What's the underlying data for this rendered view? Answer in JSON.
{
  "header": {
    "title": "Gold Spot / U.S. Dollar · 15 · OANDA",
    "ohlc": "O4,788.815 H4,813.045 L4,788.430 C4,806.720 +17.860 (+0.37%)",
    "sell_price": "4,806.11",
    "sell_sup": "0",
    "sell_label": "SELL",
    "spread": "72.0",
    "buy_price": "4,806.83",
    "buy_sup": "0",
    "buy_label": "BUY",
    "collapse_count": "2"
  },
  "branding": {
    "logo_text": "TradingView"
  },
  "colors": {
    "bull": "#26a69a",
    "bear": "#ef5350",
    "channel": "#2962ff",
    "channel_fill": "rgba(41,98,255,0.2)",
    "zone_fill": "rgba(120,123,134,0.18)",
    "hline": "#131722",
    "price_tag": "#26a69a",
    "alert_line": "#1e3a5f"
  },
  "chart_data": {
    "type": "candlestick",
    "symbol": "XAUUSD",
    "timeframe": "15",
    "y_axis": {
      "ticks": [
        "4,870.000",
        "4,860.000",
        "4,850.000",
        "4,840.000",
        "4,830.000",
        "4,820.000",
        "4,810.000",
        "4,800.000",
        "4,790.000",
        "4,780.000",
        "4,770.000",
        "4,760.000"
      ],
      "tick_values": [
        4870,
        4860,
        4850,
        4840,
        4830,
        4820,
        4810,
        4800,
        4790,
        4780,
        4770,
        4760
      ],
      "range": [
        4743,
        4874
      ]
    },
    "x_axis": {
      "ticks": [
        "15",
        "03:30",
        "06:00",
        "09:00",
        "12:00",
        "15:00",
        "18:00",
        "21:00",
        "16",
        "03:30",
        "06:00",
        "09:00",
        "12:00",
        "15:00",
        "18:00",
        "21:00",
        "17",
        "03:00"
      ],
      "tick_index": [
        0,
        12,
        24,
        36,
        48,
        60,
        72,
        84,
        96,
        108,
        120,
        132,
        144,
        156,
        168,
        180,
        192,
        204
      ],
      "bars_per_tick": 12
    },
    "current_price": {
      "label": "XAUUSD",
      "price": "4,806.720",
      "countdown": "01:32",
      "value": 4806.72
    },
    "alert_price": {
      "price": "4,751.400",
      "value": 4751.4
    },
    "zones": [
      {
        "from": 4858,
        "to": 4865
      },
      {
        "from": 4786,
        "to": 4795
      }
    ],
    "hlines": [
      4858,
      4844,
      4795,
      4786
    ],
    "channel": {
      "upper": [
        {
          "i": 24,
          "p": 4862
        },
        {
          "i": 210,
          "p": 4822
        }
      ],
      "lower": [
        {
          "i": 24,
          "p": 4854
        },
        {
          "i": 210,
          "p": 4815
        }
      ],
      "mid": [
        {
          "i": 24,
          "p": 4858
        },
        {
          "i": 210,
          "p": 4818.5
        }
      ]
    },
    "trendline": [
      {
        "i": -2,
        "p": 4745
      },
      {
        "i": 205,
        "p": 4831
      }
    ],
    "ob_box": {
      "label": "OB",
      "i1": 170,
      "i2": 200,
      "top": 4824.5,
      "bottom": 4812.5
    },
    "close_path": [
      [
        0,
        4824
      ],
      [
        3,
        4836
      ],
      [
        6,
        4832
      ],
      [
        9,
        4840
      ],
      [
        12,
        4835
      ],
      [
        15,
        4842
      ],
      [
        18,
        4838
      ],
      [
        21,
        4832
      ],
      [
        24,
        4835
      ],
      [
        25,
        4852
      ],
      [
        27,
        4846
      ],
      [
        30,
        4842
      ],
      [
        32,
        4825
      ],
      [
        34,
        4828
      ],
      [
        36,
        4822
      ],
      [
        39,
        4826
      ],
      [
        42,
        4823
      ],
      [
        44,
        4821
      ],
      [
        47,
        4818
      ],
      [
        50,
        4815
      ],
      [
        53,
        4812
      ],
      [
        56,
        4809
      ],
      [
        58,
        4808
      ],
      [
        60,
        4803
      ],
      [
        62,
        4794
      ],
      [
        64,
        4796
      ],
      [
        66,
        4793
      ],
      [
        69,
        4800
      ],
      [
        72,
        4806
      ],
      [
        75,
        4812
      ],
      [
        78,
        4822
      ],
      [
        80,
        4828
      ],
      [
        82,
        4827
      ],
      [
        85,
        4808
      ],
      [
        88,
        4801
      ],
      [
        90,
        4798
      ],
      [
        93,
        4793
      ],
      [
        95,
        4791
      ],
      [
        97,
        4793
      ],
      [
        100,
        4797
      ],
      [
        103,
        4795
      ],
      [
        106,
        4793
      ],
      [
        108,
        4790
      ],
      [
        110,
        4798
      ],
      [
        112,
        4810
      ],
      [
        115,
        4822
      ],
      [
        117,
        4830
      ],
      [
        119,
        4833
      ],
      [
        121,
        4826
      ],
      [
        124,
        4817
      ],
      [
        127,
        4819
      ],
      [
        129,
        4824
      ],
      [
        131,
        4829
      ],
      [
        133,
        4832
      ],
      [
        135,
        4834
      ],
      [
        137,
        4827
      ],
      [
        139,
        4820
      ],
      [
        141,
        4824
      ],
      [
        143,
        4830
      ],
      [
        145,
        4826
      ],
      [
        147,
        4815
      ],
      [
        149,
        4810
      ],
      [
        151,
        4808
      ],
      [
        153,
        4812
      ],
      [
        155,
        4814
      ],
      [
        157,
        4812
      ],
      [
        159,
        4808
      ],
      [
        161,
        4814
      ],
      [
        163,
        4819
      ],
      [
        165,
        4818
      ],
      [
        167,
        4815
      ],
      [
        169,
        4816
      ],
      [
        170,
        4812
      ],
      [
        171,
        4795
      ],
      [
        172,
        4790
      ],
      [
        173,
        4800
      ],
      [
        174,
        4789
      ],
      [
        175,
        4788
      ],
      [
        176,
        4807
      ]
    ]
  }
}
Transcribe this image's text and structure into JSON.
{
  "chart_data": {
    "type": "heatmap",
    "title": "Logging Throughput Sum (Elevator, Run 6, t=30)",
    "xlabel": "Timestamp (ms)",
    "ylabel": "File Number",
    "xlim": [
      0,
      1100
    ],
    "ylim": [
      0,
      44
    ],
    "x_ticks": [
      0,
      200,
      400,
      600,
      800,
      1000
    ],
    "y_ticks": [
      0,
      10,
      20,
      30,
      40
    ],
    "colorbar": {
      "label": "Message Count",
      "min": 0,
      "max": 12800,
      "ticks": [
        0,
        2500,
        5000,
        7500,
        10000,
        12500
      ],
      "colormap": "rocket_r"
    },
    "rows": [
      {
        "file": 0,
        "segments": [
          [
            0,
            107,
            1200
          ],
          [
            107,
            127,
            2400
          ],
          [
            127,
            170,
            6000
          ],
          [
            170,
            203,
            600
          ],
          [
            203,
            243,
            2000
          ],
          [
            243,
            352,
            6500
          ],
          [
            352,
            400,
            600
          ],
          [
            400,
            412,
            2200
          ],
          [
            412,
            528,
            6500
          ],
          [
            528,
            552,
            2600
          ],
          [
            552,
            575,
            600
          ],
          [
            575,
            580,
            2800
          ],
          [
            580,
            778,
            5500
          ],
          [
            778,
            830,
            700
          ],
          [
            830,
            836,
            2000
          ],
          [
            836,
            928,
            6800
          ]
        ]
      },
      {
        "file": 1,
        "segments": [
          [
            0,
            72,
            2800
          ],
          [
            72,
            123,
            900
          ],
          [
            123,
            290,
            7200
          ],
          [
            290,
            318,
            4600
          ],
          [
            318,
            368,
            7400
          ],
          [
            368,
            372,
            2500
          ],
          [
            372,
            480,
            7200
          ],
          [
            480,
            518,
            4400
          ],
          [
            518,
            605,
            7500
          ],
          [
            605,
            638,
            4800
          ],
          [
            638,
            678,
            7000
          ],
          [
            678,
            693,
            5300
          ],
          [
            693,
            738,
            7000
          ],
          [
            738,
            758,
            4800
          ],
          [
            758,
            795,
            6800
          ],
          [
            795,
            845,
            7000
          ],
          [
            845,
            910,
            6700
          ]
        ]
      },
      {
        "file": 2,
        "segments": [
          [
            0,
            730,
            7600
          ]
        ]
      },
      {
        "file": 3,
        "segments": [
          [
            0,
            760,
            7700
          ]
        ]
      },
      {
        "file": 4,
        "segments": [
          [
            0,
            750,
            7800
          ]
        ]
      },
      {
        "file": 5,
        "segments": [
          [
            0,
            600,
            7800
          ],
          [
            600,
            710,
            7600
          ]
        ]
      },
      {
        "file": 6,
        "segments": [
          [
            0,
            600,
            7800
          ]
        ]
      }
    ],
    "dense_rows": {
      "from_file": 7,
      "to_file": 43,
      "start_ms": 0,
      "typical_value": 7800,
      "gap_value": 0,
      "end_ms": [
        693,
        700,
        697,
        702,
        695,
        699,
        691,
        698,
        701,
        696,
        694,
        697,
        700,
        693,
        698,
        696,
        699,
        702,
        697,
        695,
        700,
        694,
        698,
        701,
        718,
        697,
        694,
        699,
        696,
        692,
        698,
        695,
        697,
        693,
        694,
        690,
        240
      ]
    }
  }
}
★ ★ ★
DO THIS:
Go through the records. Copy each line where "title" appears.

TASK RESULT:
    "title": "Gold Spot / U.S. Dollar · 15 · OANDA",
    "title": "Logging Throughput Sum (Elevator, Run 6, t=30)",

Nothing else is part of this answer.